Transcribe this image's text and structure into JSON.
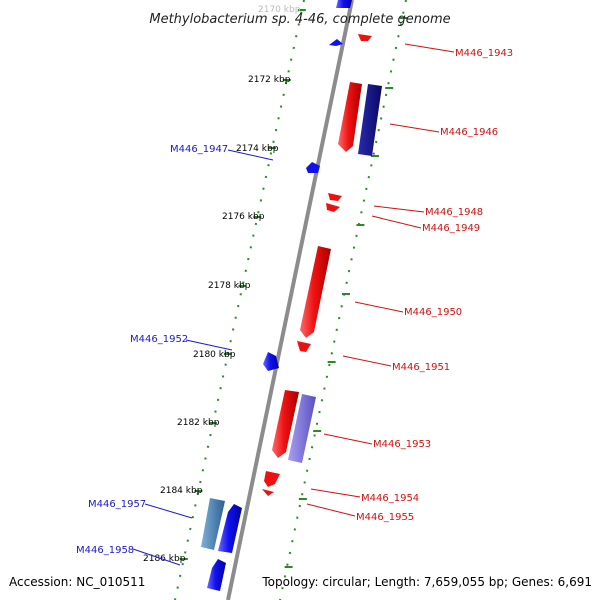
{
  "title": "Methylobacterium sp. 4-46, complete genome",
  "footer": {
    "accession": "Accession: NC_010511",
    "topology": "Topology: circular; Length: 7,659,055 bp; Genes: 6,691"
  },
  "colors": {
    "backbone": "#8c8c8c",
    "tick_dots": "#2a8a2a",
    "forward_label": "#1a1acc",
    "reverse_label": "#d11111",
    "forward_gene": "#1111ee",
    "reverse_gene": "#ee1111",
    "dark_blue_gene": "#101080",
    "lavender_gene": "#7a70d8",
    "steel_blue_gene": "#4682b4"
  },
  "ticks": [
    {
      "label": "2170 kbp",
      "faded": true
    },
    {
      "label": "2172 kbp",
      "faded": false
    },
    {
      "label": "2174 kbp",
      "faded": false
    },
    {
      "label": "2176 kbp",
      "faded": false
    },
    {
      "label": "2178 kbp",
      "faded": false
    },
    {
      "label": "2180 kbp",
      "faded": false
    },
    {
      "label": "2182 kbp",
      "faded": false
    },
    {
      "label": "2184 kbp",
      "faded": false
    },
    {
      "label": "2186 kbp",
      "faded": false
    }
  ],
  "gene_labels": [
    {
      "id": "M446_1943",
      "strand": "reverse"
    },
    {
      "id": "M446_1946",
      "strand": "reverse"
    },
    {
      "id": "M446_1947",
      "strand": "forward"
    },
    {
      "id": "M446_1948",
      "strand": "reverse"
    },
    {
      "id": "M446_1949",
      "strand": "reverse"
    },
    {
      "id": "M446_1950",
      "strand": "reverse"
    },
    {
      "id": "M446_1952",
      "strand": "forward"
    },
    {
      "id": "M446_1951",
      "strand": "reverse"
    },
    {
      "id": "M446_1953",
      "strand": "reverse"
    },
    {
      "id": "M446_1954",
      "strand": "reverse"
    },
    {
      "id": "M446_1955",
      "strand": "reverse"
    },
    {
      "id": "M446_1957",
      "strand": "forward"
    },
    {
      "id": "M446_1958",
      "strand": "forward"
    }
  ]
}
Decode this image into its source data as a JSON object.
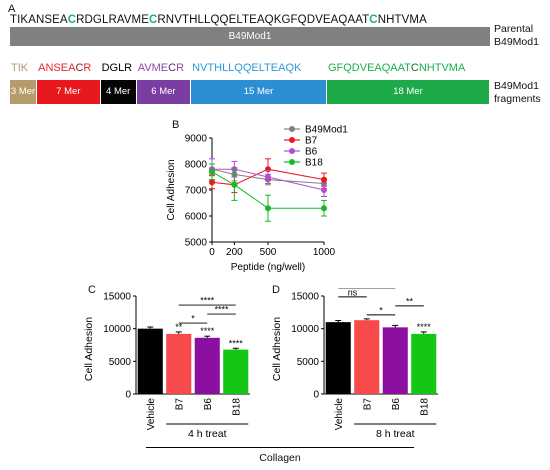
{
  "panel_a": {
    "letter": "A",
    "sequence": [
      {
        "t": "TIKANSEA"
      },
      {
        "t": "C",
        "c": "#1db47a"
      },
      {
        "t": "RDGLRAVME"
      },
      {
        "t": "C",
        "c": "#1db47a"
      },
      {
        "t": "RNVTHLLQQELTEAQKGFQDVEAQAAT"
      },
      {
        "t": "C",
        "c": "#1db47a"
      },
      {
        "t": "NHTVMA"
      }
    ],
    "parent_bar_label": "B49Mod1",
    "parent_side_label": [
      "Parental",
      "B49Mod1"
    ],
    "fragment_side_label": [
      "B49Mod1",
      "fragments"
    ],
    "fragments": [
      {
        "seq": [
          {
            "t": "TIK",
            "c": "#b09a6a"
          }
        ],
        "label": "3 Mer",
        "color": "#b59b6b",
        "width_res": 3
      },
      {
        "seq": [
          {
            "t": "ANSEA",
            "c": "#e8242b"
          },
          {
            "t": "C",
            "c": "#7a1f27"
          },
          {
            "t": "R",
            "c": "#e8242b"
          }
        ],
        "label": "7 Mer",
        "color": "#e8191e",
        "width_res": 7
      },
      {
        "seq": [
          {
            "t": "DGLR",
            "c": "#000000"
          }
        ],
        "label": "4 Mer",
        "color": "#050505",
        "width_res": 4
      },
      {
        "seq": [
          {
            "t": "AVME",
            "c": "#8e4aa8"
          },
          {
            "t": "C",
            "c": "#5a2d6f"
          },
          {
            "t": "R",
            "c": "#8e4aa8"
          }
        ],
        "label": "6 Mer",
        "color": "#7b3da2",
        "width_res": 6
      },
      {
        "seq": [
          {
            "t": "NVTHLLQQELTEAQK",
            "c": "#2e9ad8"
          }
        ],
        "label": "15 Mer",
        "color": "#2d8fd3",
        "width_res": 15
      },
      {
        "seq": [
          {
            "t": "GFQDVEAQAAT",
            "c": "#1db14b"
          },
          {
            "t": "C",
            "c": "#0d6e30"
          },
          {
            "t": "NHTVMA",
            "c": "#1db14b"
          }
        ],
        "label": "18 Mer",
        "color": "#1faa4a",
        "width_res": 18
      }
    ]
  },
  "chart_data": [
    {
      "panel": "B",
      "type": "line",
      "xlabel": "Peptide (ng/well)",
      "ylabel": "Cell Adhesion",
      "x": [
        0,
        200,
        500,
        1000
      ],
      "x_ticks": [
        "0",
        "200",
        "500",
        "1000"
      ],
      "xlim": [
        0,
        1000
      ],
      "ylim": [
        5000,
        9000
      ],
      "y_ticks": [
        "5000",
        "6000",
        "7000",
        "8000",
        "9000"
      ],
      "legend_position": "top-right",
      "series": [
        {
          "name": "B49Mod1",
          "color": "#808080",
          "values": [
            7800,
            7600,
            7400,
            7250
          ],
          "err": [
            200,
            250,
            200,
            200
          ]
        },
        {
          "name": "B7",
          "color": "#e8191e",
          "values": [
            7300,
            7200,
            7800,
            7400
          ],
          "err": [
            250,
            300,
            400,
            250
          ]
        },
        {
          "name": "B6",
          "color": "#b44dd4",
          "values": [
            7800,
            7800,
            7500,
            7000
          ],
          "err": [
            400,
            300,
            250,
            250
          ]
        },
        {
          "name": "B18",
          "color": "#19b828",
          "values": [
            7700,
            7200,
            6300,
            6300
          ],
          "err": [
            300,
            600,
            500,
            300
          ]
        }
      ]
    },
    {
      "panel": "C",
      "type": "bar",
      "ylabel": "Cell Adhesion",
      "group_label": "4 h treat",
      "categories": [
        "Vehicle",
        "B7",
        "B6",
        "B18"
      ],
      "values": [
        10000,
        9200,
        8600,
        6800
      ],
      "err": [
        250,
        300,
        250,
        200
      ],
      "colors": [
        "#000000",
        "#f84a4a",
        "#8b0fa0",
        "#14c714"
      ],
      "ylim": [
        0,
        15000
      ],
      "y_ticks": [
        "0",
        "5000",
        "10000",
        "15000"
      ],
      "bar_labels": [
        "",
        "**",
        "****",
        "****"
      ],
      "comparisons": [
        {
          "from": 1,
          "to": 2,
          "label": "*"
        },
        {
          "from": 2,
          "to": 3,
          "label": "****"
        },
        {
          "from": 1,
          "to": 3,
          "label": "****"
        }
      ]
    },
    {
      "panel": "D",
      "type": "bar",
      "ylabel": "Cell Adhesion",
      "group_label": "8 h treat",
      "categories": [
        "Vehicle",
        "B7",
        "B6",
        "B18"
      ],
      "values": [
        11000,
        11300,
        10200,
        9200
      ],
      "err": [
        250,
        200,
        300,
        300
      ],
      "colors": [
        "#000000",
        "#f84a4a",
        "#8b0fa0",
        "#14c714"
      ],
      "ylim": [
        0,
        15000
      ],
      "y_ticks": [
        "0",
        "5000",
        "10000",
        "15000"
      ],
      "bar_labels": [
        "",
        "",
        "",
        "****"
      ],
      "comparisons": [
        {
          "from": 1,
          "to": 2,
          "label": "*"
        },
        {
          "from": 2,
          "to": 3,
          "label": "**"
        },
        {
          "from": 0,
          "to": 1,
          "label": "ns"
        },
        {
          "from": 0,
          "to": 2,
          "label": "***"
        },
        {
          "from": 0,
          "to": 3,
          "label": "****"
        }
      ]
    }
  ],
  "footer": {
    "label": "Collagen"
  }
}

****************************************

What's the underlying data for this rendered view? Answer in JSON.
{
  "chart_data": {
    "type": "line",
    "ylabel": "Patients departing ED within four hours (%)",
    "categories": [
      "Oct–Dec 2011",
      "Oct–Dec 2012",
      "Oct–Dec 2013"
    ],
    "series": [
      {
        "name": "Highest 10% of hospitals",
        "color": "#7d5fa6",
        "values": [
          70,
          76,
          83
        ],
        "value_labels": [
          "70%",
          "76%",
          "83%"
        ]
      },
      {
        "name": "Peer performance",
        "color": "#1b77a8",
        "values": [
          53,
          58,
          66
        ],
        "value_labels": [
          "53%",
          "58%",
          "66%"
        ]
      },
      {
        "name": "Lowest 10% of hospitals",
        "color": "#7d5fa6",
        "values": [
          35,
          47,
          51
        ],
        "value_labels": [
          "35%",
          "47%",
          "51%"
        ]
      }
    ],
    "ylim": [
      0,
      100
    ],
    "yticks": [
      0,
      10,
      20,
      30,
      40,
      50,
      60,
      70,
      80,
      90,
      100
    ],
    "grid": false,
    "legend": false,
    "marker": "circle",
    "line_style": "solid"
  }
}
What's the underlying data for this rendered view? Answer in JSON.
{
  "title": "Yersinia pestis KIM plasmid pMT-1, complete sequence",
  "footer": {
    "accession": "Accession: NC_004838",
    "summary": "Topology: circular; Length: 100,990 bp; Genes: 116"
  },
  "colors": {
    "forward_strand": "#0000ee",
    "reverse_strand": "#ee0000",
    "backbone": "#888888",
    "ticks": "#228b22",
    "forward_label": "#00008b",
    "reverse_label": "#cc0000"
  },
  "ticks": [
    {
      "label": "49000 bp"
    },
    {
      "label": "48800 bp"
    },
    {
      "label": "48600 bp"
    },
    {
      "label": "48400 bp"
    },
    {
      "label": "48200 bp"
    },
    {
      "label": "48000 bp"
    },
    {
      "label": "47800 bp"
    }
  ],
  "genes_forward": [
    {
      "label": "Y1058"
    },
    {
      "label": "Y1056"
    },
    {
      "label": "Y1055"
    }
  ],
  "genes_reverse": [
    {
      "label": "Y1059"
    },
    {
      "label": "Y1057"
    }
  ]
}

****************************************

● **Exercise description**
Copy task for the entries above: every line with the string "Accession".

● **Expected output**
    "accession": "Accession: NC_010511",
    "accession": "Accession: NC_004838",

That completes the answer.